WHAT YOU NEED TO DO: Keep only the lines of the data below that contain "马三有玄机", and copy them.

GIVEN DATA:
+ + + + + + +

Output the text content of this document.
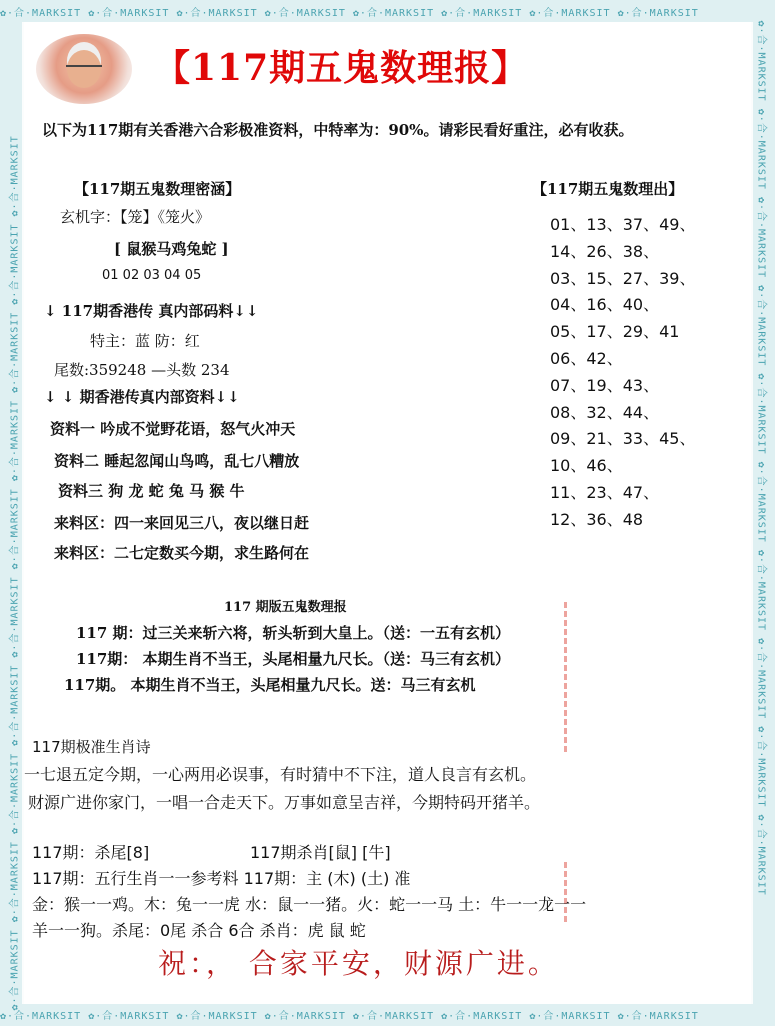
✿·合·MARKSIT ✿·合·MARKSIT ✿·合·MARKSIT ✿·合·MARKSIT ✿·合·MARKSIT ✿·合·MARKSIT ✿·合·MARKSIT ✿·合·MARKSIT
✿·合·MARKSIT ✿·合·MARKSIT ✿·合·MARKSIT ✿·合·MARKSIT ✿·合·MARKSIT ✿·合·MARKSIT ✿·合·MARKSIT ✿·合·MARKSIT
✿·合·MARKSIT ✿·合·MARKSIT ✿·合·MARKSIT ✿·合·MARKSIT ✿·合·MARKSIT ✿·合·MARKSIT ✿·合·MARKSIT ✿·合·MARKSIT ✿·合·MARKSIT ✿·合·MARKSIT	✿·合·MARKSIT ✿·合·MARKSIT ✿·合·MARKSIT ✿·合·MARKSIT ✿·合·MARKSIT ✿·合·MARKSIT ✿·合·MARKSIT ✿·合·MARKSIT ✿·合·MARKSIT ✿·合·MARKSIT
【117期五鬼数理报】
以下为117期有关香港六合彩极准资料，中特率为：90%。请彩民看好重注，必有收获。
【117期五鬼数理密涵】
玄机字：【笼】《笼火》
[ 鼠猴马鸡兔蛇 ]
01 02 03 04 05
↓ 117期香港传 真内部码料↓↓
特主：蓝 防：红
尾数:359248 —头数 234
↓ ↓ 期香港传真内部资料↓↓
资料一 吟成不觉野花语，怒气火冲天
资料二 睡起忽闻山鸟鸣，乱七八糟放
资料三 狗 龙 蛇 兔 马 猴 牛
来料区：四一来回见三八，夜以继日赶
来料区：二七定数买今期，求生路何在
【117期五鬼数理出】
01、13、37、49、
14、26、38、
03、15、27、39、
04、16、40、
05、17、29、41
06、42、
07、19、43、
08、32、44、
09、21、33、45、
10、46、
11、23、47、
12、36、48
117 期版五鬼数理报
117 期：过三关来斩六将，斩头斩到大皇上。（送：一五有玄机）
117期： 本期生肖不当王，头尾相量九尺长。（送：马三有玄机）
117期。 本期生肖不当王，头尾相量九尺长。送：马三有玄机
117期极准生肖诗
一七退五定今期，一心两用必误事，有时猜中不下注，道人良言有玄机。
财源广进你家门，一唱一合走天下。万事如意呈吉祥，今期特码开猪羊。
117期：杀尾[8]	117期杀肖[鼠] [牛]
117期：五行生肖一一参考料 117期：主 (木) (土) 准
金：猴一一鸡。木：兔一一虎 水：鼠一一猪。火：蛇一一马 土：牛一一龙一一
羊一一狗。杀尾：0尾 杀合 6合 杀肖：虎 鼠 蛇
祝：， 合家平安，财源广进。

+ + + + + + +

EXPECTED OUTPUT:
117期： 本期生肖不当王，头尾相量九尺长。（送：马三有玄机）
117期。 本期生肖不当王，头尾相量九尺长。送：马三有玄机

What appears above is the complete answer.